• **WHAT YOU NEED TO DO**
Each line of the material must be repeated precisely, with the pictures left out.

# START OF STORED RECORDS

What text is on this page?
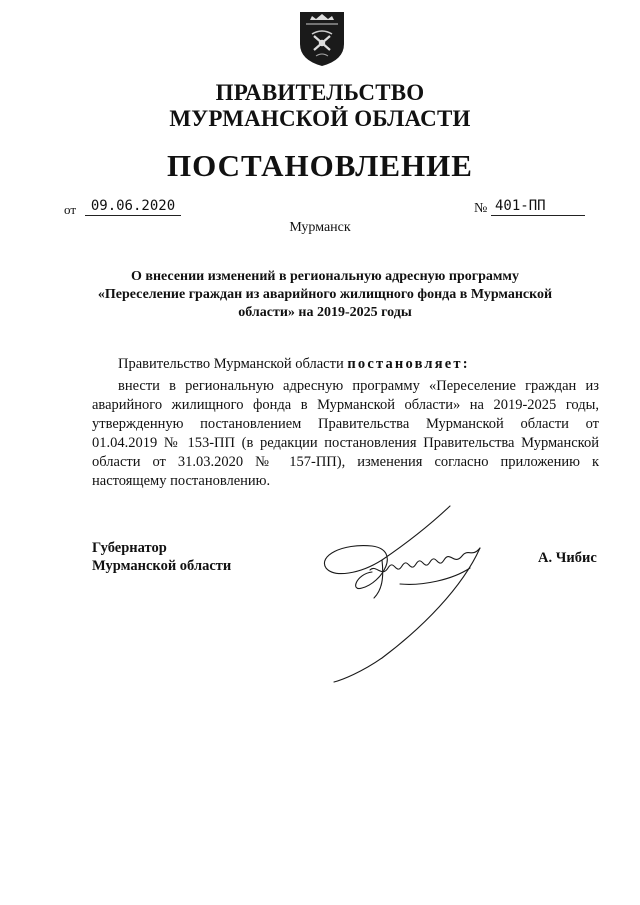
ПРАВИТЕЛЬСТВО
МУРМАНСКОЙ ОБЛАСТИ
ПОСТАНОВЛЕНИЕ
от	09.06.2020	№ 401-ПП
Мурманск
О внесении изменений в региональную адресную программу
«Переселение граждан из аварийного жилищного фонда в Мурманской
области» на 2019-2025 годы
Правительство Мурманской области постановляет:
внести в региональную адресную программу «Переселение граждан из аварийного жилищного фонда в Мурманской области» на 2019-2025 годы, утвержденную постановлением Правительства Мурманской области от 01.04.2019 № 153-ПП (в редакции постановления Правительства Мурманской области от 31.03.2020 № 157-ПП), изменения согласно приложению к настоящему постановлению.
Губернатор
Мурманской области	А. Чибис
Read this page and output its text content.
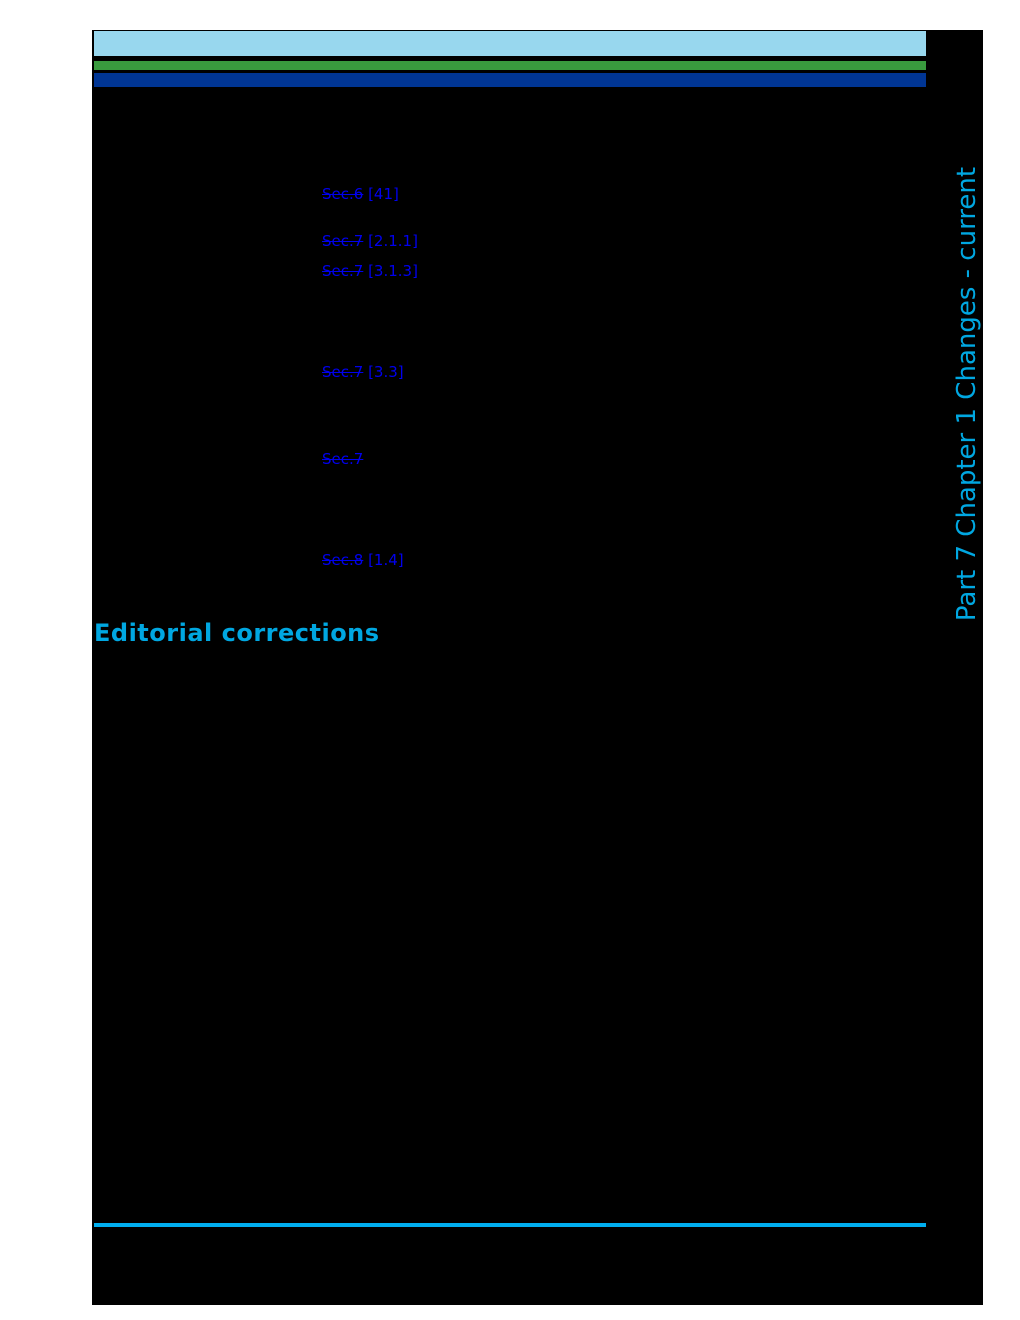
Sec.6 [41]
Sec.7 [2.1.1]
Sec.7 [3.1.3]
Sec.7 [3.3]
Sec.7
Sec.8 [1.4]
Editorial corrections
Part 7 Chapter 1 Changes - current
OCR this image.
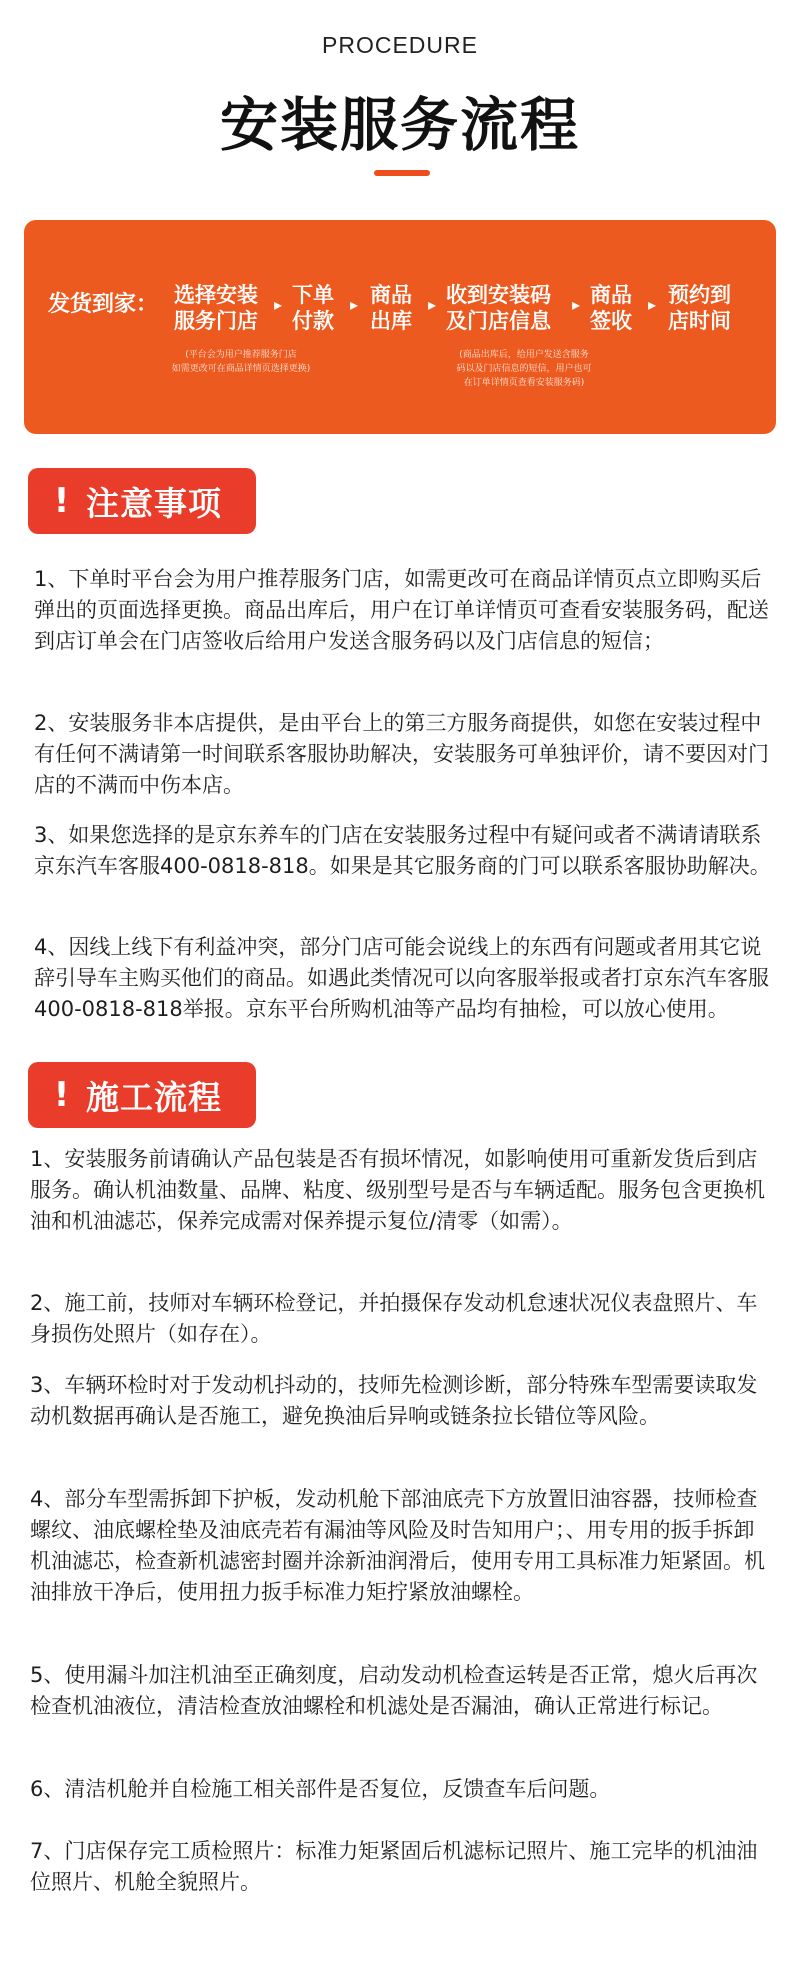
PROCEDURE
安装服务流程
发货到家： 选择安装
服务门店
▸ 下单
付款
▸ 商品
出库
▸ 收到安装码
及门店信息
▸ 商品
签收
▸ 预约到
店时间
(平台会为用户推荐服务门店
如需更改可在商品详情页选择更换)
(商品出库后，给用户发送含服务
码以及门店信息的短信，用户也可
在订单详情页查看安装服务码)
! 注意事项

1、下单时平台会为用户推荐服务门店，如需更改可在商品详情页点立即购买后弹出的页面选择更换。商品出库后，用户在订单详情页可查看安装服务码，配送到店订单会在门店签收后给用户发送含服务码以及门店信息的短信；

2、安装服务非本店提供，是由平台上的第三方服务商提供，如您在安装过程中有任何不满请第一时间联系客服协助解决，安装服务可单独评价，请不要因对门店的不满而中伤本店。

3、如果您选择的是京东养车的门店在安装服务过程中有疑问或者不满请请联系京东汽车客服400-0818-818。如果是其它服务商的门可以联系客服协助解决。

4、因线上线下有利益冲突，部分门店可能会说线上的东西有问题或者用其它说辞引导车主购买他们的商品。如遇此类情况可以向客服举报或者打京东汽车客服400-0818-818举报。京东平台所购机油等产品均有抽检，可以放心使用。

! 施工流程

1、安装服务前请确认产品包装是否有损坏情况，如影响使用可重新发货后到店服务。确认机油数量、品牌、粘度、级别型号是否与车辆适配。服务包含更换机油和机油滤芯，保养完成需对保养提示复位/清零（如需）。

2、施工前，技师对车辆环检登记，并拍摄保存发动机怠速状况仪表盘照片、车身损伤处照片（如存在）。

3、车辆环检时对于发动机抖动的，技师先检测诊断，部分特殊车型需要读取发动机数据再确认是否施工，避免换油后异响或链条拉长错位等风险。

4、部分车型需拆卸下护板，发动机舱下部油底壳下方放置旧油容器，技师检查螺纹、油底螺栓垫及油底壳若有漏油等风险及时告知用户；、用专用的扳手拆卸机油滤芯，检查新机滤密封圈并涂新油润滑后，使用专用工具标准力矩紧固。机油排放干净后，使用扭力扳手标准力矩拧紧放油螺栓。

5、使用漏斗加注机油至正确刻度，启动发动机检查运转是否正常，熄火后再次检查机油液位，清洁检查放油螺栓和机滤处是否漏油，确认正常进行标记。

6、清洁机舱并自检施工相关部件是否复位，反馈查车后问题。

7、门店保存完工质检照片：标准力矩紧固后机滤标记照片、施工完毕的机油油位照片、机舱全貌照片。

# END OF STORED RECORDS

• **EXPECTED ANSWER**
What text is on this page?
ПРАВИТЕЛЬСТВО
МУРМАНСКОЙ ОБЛАСТИ
ПОСТАНОВЛЕНИЕ
от	09.06.2020	№ 401-ПП
Мурманск
О внесении изменений в региональную адресную программу
«Переселение граждан из аварийного жилищного фонда в Мурманской
области» на 2019-2025 годы
Правительство Мурманской области постановляет:
внести в региональную адресную программу «Переселение граждан из аварийного жилищного фонда в Мурманской области» на 2019-2025 годы, утвержденную постановлением Правительства Мурманской области от 01.04.2019 № 153-ПП (в редакции постановления Правительства Мурманской области от 31.03.2020 № 157-ПП), изменения согласно приложению к настоящему постановлению.
Губернатор
Мурманской области	А. Чибис
Read this page and output its text content.
Sec.6 [41]
Sec.7 [2.1.1]
Sec.7 [3.1.3]
Sec.7 [3.3]
Sec.7
Sec.8 [1.4]
Editorial corrections
Part 7 Chapter 1 Changes - current
OCR this image.
PROCEDURE
安装服务流程
发货到家： 选择安装
服务门店
▸ 下单
付款
▸ 商品
出库
▸ 收到安装码
及门店信息
▸ 商品
签收
▸ 预约到
店时间
(平台会为用户推荐服务门店
如需更改可在商品详情页选择更换)
(商品出库后，给用户发送含服务
码以及门店信息的短信，用户也可
在订单详情页查看安装服务码)
! 注意事项

1、下单时平台会为用户推荐服务门店，如需更改可在商品详情页点立即购买后弹出的页面选择更换。商品出库后，用户在订单详情页可查看安装服务码，配送到店订单会在门店签收后给用户发送含服务码以及门店信息的短信；

2、安装服务非本店提供，是由平台上的第三方服务商提供，如您在安装过程中有任何不满请第一时间联系客服协助解决，安装服务可单独评价，请不要因对门店的不满而中伤本店。

3、如果您选择的是京东养车的门店在安装服务过程中有疑问或者不满请请联系京东汽车客服400-0818-818。如果是其它服务商的门可以联系客服协助解决。

4、因线上线下有利益冲突，部分门店可能会说线上的东西有问题或者用其它说辞引导车主购买他们的商品。如遇此类情况可以向客服举报或者打京东汽车客服400-0818-818举报。京东平台所购机油等产品均有抽检，可以放心使用。

! 施工流程

1、安装服务前请确认产品包装是否有损坏情况，如影响使用可重新发货后到店服务。确认机油数量、品牌、粘度、级别型号是否与车辆适配。服务包含更换机油和机油滤芯，保养完成需对保养提示复位/清零（如需）。

2、施工前，技师对车辆环检登记，并拍摄保存发动机怠速状况仪表盘照片、车身损伤处照片（如存在）。

3、车辆环检时对于发动机抖动的，技师先检测诊断，部分特殊车型需要读取发动机数据再确认是否施工，避免换油后异响或链条拉长错位等风险。

4、部分车型需拆卸下护板，发动机舱下部油底壳下方放置旧油容器，技师检查螺纹、油底螺栓垫及油底壳若有漏油等风险及时告知用户；、用专用的扳手拆卸机油滤芯，检查新机滤密封圈并涂新油润滑后，使用专用工具标准力矩紧固。机油排放干净后，使用扭力扳手标准力矩拧紧放油螺栓。

5、使用漏斗加注机油至正确刻度，启动发动机检查运转是否正常，熄火后再次检查机油液位，清洁检查放油螺栓和机滤处是否漏油，确认正常进行标记。

6、清洁机舱并自检施工相关部件是否复位，反馈查车后问题。

7、门店保存完工质检照片：标准力矩紧固后机滤标记照片、施工完毕的机油油位照片、机舱全貌照片。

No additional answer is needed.